* _WORK TO DO_
Skip the pictures. Reproduce all other material exactly.

* _RECORDS SUPPLIED_
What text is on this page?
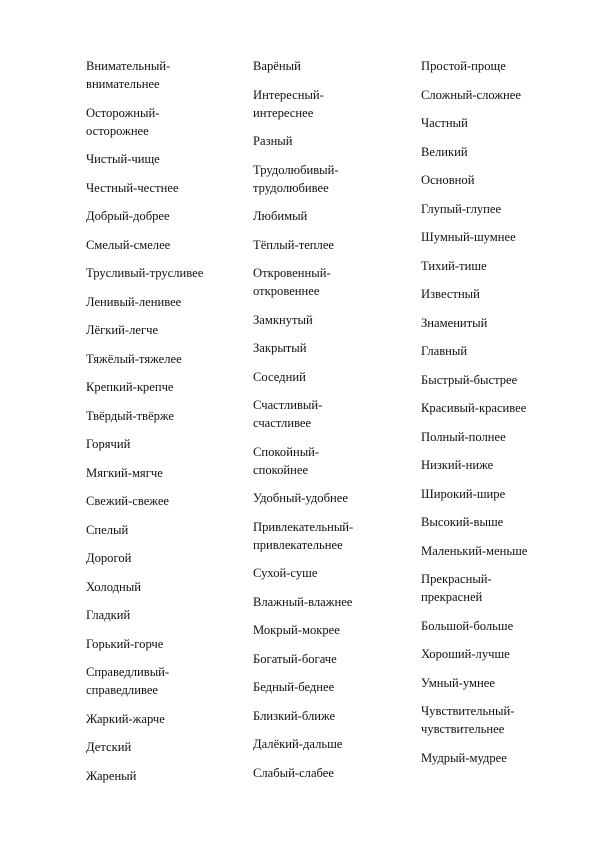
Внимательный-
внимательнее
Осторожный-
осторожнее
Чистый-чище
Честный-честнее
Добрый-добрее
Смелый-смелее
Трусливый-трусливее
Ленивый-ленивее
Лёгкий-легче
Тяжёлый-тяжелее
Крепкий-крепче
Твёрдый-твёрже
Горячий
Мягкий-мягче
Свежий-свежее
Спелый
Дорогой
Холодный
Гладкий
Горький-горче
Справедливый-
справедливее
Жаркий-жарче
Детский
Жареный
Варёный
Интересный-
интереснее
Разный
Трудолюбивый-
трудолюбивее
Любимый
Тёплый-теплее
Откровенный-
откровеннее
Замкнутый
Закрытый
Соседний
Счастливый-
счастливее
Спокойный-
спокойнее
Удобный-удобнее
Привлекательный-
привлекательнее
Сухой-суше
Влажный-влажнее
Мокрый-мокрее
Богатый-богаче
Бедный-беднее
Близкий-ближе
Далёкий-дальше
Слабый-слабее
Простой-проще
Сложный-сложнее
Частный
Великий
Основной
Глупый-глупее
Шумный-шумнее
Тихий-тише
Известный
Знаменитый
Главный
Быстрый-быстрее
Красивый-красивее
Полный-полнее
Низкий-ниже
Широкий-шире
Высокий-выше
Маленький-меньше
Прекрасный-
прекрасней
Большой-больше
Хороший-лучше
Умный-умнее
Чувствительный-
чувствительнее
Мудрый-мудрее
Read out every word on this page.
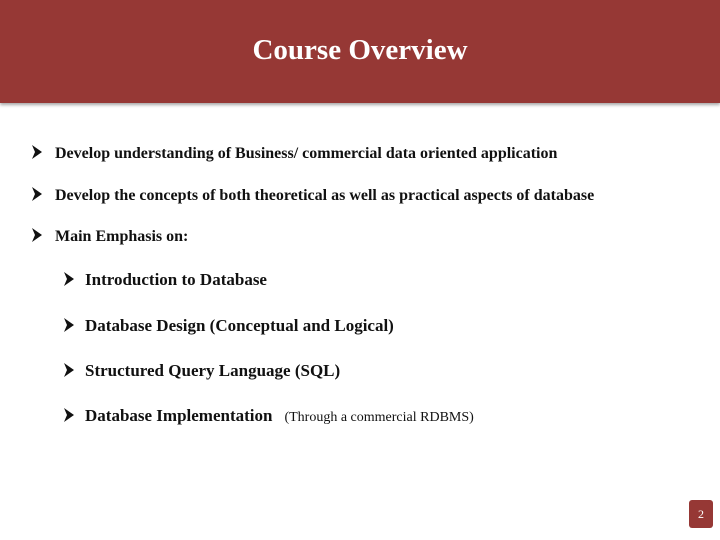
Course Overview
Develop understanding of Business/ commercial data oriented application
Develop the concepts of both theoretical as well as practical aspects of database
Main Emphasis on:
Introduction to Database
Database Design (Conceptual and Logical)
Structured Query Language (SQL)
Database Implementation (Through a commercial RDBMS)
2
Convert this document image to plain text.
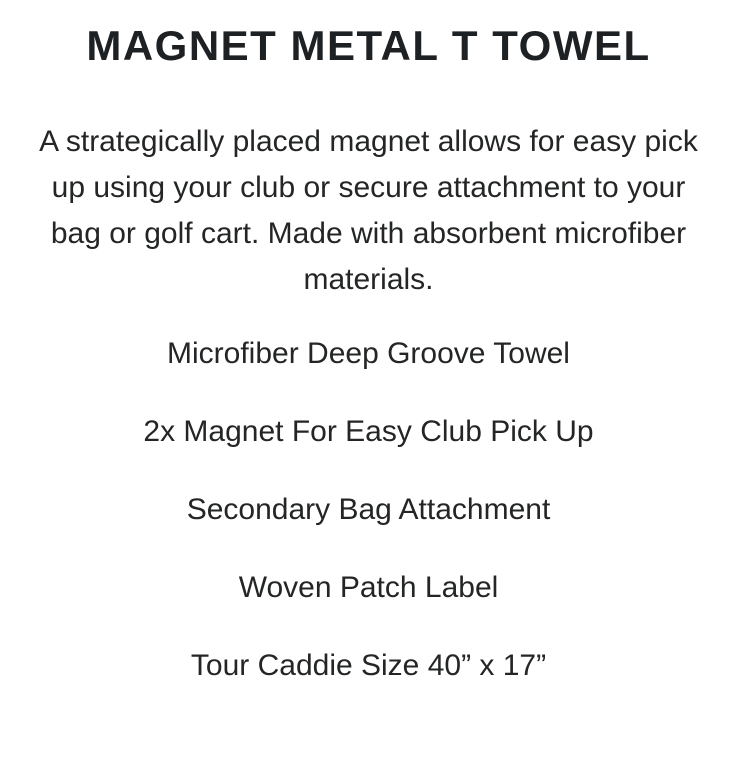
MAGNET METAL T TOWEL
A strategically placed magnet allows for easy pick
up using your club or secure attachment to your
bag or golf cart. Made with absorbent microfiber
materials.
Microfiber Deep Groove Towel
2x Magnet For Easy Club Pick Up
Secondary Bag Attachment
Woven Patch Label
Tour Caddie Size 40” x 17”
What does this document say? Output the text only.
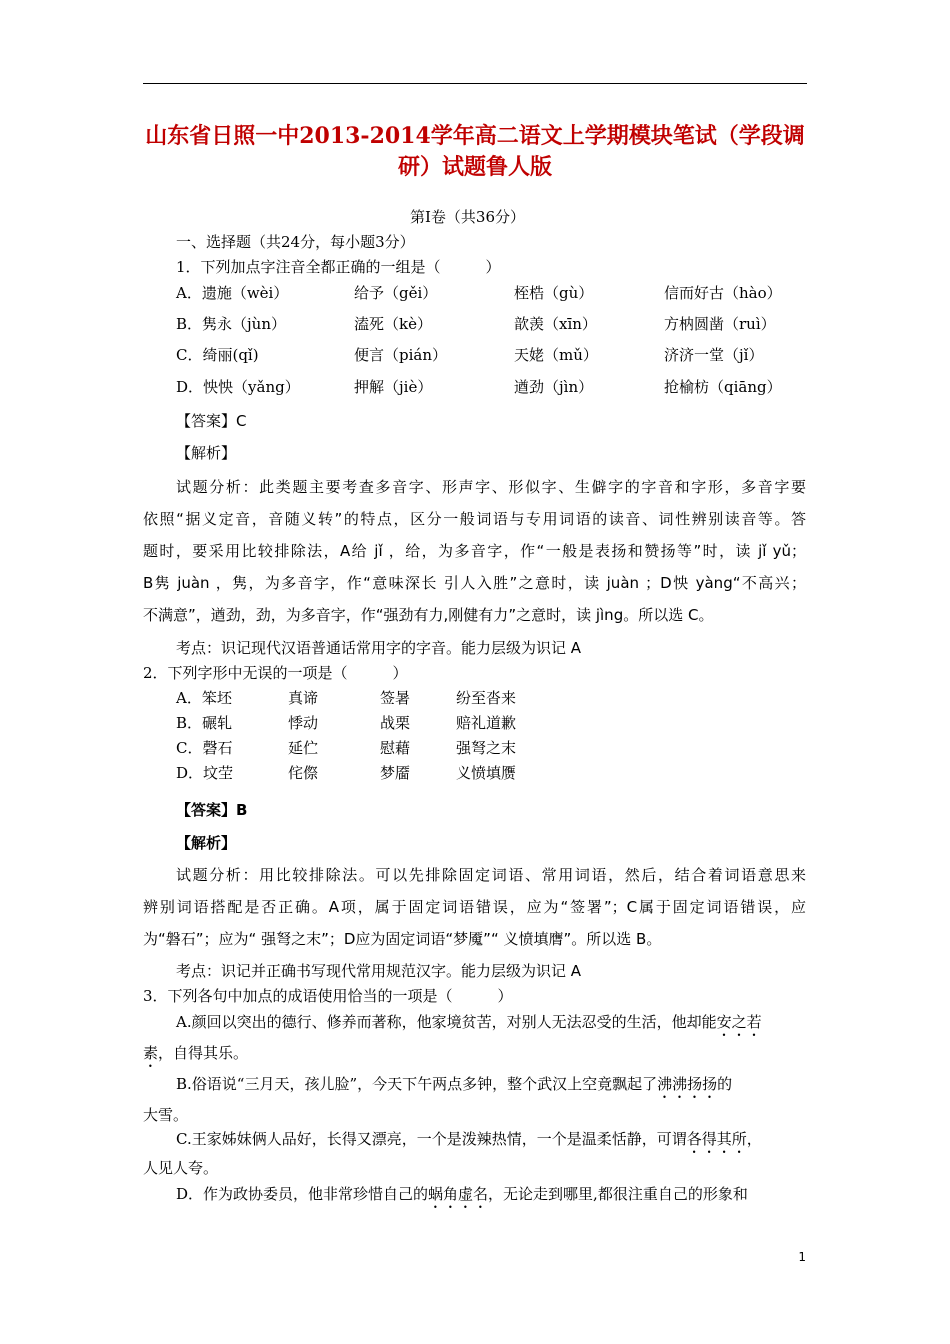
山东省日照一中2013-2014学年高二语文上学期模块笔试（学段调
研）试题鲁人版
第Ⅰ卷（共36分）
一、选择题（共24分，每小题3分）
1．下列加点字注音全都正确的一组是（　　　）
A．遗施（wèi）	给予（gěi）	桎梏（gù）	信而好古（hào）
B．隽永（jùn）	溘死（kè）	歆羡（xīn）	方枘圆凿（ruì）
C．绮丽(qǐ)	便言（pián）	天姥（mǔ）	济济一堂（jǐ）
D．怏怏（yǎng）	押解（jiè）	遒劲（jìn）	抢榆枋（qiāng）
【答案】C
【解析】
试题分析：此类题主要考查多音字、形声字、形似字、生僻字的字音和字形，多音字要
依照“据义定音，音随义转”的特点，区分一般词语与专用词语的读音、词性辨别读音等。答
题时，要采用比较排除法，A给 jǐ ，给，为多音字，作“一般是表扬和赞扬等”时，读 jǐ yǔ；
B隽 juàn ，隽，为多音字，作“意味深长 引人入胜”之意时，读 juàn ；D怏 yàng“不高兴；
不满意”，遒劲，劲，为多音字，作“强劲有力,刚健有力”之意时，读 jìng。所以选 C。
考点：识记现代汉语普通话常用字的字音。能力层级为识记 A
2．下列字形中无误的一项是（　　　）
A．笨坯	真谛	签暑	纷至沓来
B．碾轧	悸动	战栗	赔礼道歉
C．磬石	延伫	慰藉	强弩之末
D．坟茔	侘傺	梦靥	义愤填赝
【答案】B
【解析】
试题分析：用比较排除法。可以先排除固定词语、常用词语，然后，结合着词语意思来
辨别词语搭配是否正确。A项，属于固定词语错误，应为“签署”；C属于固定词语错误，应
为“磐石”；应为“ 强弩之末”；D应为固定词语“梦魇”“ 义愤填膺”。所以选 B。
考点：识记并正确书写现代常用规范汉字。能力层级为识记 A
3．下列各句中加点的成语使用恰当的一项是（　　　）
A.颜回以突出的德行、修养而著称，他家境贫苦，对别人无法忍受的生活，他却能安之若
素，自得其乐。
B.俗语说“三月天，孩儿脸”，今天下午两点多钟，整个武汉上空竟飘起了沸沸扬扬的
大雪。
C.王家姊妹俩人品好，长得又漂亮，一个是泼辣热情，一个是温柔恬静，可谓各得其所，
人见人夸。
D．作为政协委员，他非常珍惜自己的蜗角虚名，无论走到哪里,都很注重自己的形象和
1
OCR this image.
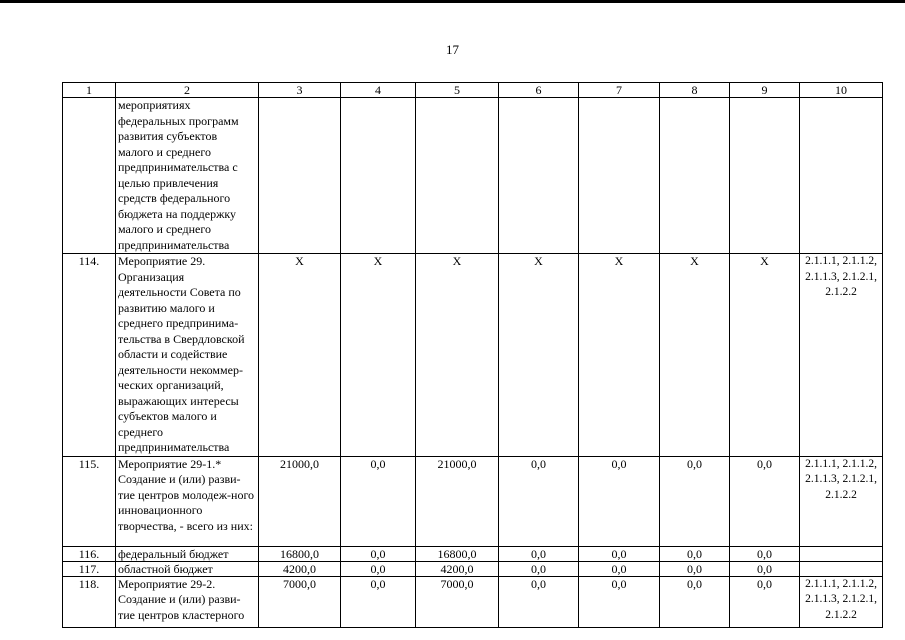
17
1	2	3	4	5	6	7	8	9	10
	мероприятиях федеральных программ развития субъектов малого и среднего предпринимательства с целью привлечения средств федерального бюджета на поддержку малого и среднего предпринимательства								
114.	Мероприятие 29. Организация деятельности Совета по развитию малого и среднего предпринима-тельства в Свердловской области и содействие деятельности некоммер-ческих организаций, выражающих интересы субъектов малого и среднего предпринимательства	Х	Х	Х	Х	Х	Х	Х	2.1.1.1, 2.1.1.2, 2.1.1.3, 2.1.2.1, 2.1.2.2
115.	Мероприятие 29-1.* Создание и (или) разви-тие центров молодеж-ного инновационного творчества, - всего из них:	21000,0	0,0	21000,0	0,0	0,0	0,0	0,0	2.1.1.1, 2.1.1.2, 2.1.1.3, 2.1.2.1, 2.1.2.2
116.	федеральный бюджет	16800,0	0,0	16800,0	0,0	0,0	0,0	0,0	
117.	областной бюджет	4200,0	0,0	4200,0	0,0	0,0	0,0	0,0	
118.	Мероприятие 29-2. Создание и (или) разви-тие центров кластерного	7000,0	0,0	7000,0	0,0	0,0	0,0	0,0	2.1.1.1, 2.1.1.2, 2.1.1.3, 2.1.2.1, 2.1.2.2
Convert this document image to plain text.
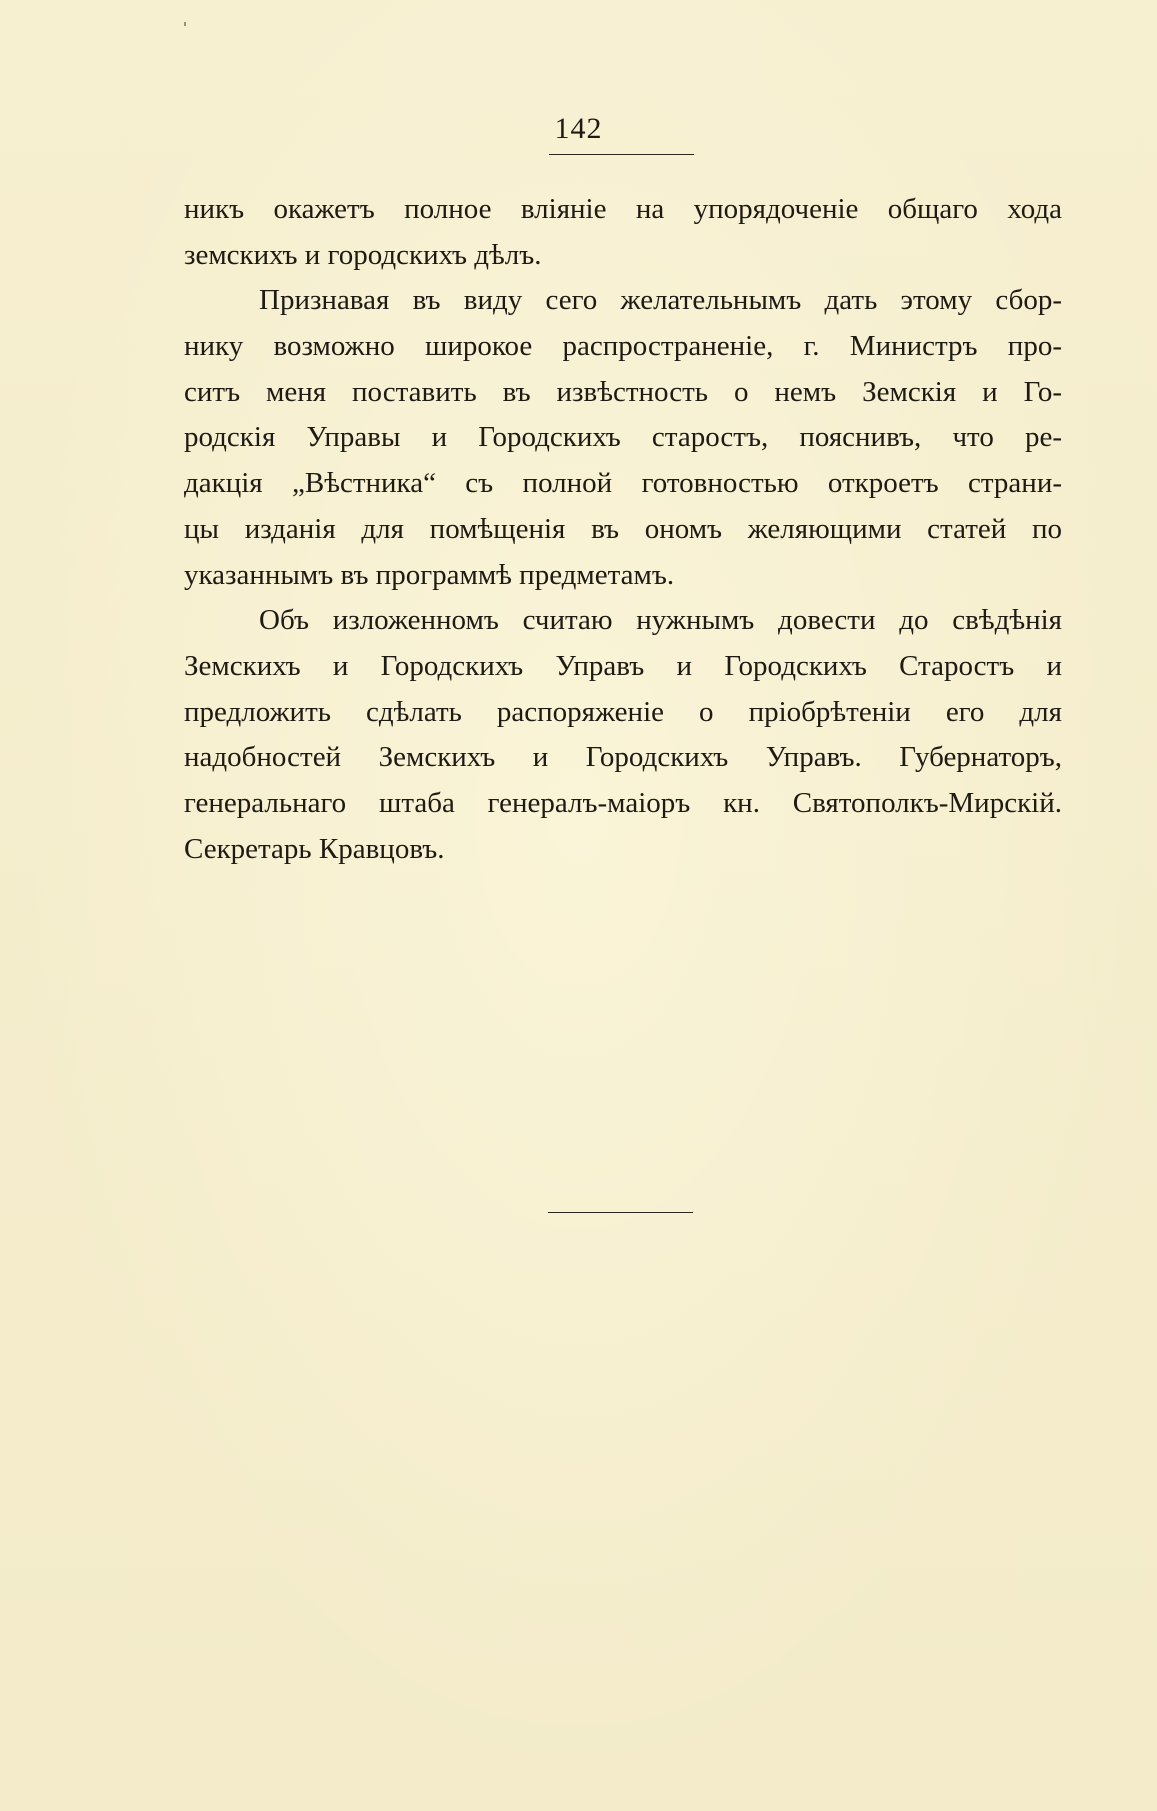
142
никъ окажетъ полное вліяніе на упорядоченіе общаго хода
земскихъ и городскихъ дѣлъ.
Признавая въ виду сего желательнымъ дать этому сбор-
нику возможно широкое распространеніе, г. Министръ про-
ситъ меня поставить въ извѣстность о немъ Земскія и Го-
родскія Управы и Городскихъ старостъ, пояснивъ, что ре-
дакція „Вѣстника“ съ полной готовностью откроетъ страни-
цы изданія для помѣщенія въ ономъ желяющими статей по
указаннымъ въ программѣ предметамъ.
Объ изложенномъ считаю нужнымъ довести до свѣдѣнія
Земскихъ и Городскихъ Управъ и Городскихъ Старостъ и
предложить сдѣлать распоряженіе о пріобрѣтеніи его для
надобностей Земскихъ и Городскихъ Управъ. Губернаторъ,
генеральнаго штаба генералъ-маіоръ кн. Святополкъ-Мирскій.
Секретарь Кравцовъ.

* _REPLY_
What text is on this page?
Внимательный-
внимательнее
Осторожный-
осторожнее
Чистый-чище
Честный-честнее
Добрый-добрее
Смелый-смелее
Трусливый-трусливее
Ленивый-ленивее
Лёгкий-легче
Тяжёлый-тяжелее
Крепкий-крепче
Твёрдый-твёрже
Горячий
Мягкий-мягче
Свежий-свежее
Спелый
Дорогой
Холодный
Гладкий
Горький-горче
Справедливый-
справедливее
Жаркий-жарче
Детский
Жареный
Варёный
Интересный-
интереснее
Разный
Трудолюбивый-
трудолюбивее
Любимый
Тёплый-теплее
Откровенный-
откровеннее
Замкнутый
Закрытый
Соседний
Счастливый-
счастливее
Спокойный-
спокойнее
Удобный-удобнее
Привлекательный-
привлекательнее
Сухой-суше
Влажный-влажнее
Мокрый-мокрее
Богатый-богаче
Бедный-беднее
Близкий-ближе
Далёкий-дальше
Слабый-слабее
Простой-проще
Сложный-сложнее
Частный
Великий
Основной
Глупый-глупее
Шумный-шумнее
Тихий-тише
Известный
Знаменитый
Главный
Быстрый-быстрее
Красивый-красивее
Полный-полнее
Низкий-ниже
Широкий-шире
Высокий-выше
Маленький-меньше
Прекрасный-
прекрасней
Большой-больше
Хороший-лучше
Умный-умнее
Чувствительный-
чувствительнее
Мудрый-мудрее
Read out every word on this page.
Course Overview
Develop understanding of Business/ commercial data oriented application
Develop the concepts of both theoretical as well as practical aspects of database
Main Emphasis on:
Introduction to Database
Database Design (Conceptual and Logical)
Structured Query Language (SQL)
Database Implementation (Through a commercial RDBMS)
2
Convert this document image to plain text.
MAGNET METAL T TOWEL
A strategically placed magnet allows for easy pick
up using your club or secure attachment to your
bag or golf cart. Made with absorbent microfiber
materials.
Microfiber Deep Groove Towel
2x Magnet For Easy Club Pick Up
Secondary Bag Attachment
Woven Patch Label
Tour Caddie Size 40” x 17”
What does this document say? Output the text only.
山东省日照一中2013-2014学年高二语文上学期模块笔试（学段调
研）试题鲁人版
第Ⅰ卷（共36分）
一、选择题（共24分，每小题3分）
1．下列加点字注音全都正确的一组是（　　　）
A．遗施（wèi）	给予（gěi）	桎梏（gù）	信而好古（hào）
B．隽永（jùn）	溘死（kè）	歆羡（xīn）	方枘圆凿（ruì）
C．绮丽(qǐ)	便言（pián）	天姥（mǔ）	济济一堂（jǐ）
D．怏怏（yǎng）	押解（jiè）	遒劲（jìn）	抢榆枋（qiāng）
【答案】C
【解析】
试题分析：此类题主要考查多音字、形声字、形似字、生僻字的字音和字形，多音字要
依照“据义定音，音随义转”的特点，区分一般词语与专用词语的读音、词性辨别读音等。答
题时，要采用比较排除法，A给 jǐ ，给，为多音字，作“一般是表扬和赞扬等”时，读 jǐ yǔ；
B隽 juàn ，隽，为多音字，作“意味深长 引人入胜”之意时，读 juàn ；D怏 yàng“不高兴；
不满意”，遒劲，劲，为多音字，作“强劲有力,刚健有力”之意时，读 jìng。所以选 C。
考点：识记现代汉语普通话常用字的字音。能力层级为识记 A
2．下列字形中无误的一项是（　　　）
A．笨坯	真谛	签暑	纷至沓来
B．碾轧	悸动	战栗	赔礼道歉
C．磬石	延伫	慰藉	强弩之末
D．坟茔	侘傺	梦靥	义愤填赝
【答案】B
【解析】
试题分析：用比较排除法。可以先排除固定词语、常用词语，然后，结合着词语意思来
辨别词语搭配是否正确。A项，属于固定词语错误，应为“签署”；C属于固定词语错误，应
为“磐石”；应为“ 强弩之末”；D应为固定词语“梦魇”“ 义愤填膺”。所以选 B。
考点：识记并正确书写现代常用规范汉字。能力层级为识记 A
3．下列各句中加点的成语使用恰当的一项是（　　　）
A.颜回以突出的德行、修养而著称，他家境贫苦，对别人无法忍受的生活，他却能安之若
素，自得其乐。
B.俗语说“三月天，孩儿脸”，今天下午两点多钟，整个武汉上空竟飘起了沸沸扬扬的
大雪。
C.王家姊妹俩人品好，长得又漂亮，一个是泼辣热情，一个是温柔恬静，可谓各得其所，
人见人夸。
D．作为政协委员，他非常珍惜自己的蜗角虚名，无论走到哪里,都很注重自己的形象和
1
OCR this image.
17
1	2	3	4	5	6	7	8	9	10
	мероприятиях федеральных программ развития субъектов малого и среднего предпринимательства с целью привлечения средств федерального бюджета на поддержку малого и среднего предпринимательства								
114.	Мероприятие 29. Организация деятельности Совета по развитию малого и среднего предпринима-тельства в Свердловской области и содействие деятельности некоммер-ческих организаций, выражающих интересы субъектов малого и среднего предпринимательства	Х	Х	Х	Х	Х	Х	Х	2.1.1.1, 2.1.1.2, 2.1.1.3, 2.1.2.1, 2.1.2.2
115.	Мероприятие 29-1.* Создание и (или) разви-тие центров молодеж-ного инновационного творчества, - всего из них:	21000,0	0,0	21000,0	0,0	0,0	0,0	0,0	2.1.1.1, 2.1.1.2, 2.1.1.3, 2.1.2.1, 2.1.2.2
116.	федеральный бюджет	16800,0	0,0	16800,0	0,0	0,0	0,0	0,0	
117.	областной бюджет	4200,0	0,0	4200,0	0,0	0,0	0,0	0,0	
118.	Мероприятие 29-2. Создание и (или) разви-тие центров кластерного	7000,0	0,0	7000,0	0,0	0,0	0,0	0,0	2.1.1.1, 2.1.1.2, 2.1.1.3, 2.1.2.1, 2.1.2.2
Convert this document image to plain text.
142
никъ окажетъ полное вліяніе на упорядоченіе общаго хода
земскихъ и городскихъ дѣлъ.
Признавая въ виду сего желательнымъ дать этому сбор-
нику возможно широкое распространеніе, г. Министръ про-
ситъ меня поставить въ извѣстность о немъ Земскія и Го-
родскія Управы и Городскихъ старостъ, пояснивъ, что ре-
дакція „Вѣстника“ съ полной готовностью откроетъ страни-
цы изданія для помѣщенія въ ономъ желяющими статей по
указаннымъ въ программѣ предметамъ.
Объ изложенномъ считаю нужнымъ довести до свѣдѣнія
Земскихъ и Городскихъ Управъ и Городскихъ Старостъ и
предложить сдѣлать распоряженіе о пріобрѣтеніи его для
надобностей Земскихъ и Городскихъ Управъ. Губернаторъ,
генеральнаго штаба генералъ-маіоръ кн. Святополкъ-Мирскій.
Секретарь Кравцовъ.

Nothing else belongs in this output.